• **What is required**:
Check every line below for the word "this" and copy the ones that have it.

• **Records shown**:
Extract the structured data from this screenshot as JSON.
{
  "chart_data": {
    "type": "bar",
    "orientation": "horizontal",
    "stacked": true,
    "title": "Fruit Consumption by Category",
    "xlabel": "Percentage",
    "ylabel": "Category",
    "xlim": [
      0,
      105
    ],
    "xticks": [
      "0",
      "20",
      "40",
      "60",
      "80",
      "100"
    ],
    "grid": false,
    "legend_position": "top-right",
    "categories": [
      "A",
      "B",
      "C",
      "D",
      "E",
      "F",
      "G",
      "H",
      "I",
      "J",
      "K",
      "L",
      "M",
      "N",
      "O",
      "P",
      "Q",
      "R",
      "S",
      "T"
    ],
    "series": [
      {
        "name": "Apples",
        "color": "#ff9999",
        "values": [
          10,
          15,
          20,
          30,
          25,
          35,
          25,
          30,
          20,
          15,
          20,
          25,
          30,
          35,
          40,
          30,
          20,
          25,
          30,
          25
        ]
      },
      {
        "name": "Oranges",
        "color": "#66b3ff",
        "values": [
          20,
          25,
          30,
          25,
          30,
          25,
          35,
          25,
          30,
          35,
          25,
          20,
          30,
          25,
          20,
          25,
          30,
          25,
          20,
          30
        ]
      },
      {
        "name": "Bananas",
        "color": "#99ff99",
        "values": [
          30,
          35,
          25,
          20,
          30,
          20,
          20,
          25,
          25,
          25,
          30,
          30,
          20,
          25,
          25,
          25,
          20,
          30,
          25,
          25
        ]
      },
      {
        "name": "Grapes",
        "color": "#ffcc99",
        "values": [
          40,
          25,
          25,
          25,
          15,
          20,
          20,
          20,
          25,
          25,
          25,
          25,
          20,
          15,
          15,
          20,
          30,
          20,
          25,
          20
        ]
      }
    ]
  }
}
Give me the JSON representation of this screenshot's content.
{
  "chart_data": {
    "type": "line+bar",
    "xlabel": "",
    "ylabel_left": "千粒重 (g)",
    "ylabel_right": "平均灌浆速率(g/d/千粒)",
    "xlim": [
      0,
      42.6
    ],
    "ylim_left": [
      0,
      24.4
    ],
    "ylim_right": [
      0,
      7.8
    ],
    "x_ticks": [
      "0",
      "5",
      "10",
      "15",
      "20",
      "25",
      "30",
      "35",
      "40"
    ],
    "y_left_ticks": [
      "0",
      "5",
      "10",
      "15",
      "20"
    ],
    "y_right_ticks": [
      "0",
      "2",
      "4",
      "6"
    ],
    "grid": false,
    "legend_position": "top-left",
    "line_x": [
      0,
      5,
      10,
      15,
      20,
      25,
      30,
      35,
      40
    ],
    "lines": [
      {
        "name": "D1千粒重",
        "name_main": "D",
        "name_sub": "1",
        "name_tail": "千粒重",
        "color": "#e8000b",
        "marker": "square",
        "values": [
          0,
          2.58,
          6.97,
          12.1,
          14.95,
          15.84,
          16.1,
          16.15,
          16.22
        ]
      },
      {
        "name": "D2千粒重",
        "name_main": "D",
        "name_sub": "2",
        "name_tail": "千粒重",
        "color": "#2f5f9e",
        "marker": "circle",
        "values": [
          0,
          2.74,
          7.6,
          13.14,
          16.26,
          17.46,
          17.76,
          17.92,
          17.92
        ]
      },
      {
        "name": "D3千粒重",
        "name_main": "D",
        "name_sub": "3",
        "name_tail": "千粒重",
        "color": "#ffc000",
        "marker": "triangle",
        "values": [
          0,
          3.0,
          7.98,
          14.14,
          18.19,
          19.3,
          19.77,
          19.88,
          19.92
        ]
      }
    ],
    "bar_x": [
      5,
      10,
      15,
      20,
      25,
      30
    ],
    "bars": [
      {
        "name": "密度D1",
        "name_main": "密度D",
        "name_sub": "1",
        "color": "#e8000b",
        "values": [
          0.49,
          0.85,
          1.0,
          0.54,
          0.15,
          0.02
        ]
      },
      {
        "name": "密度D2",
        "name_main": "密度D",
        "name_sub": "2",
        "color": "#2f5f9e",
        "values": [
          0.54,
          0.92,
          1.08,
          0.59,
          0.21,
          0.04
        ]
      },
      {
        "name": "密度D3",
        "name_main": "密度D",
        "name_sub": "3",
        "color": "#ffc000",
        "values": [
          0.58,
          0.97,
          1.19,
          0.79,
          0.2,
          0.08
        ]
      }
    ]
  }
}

• **Finished answer**:
Extract the structured data from this screenshot as JSON.
Give me the JSON representation of this screenshot's content.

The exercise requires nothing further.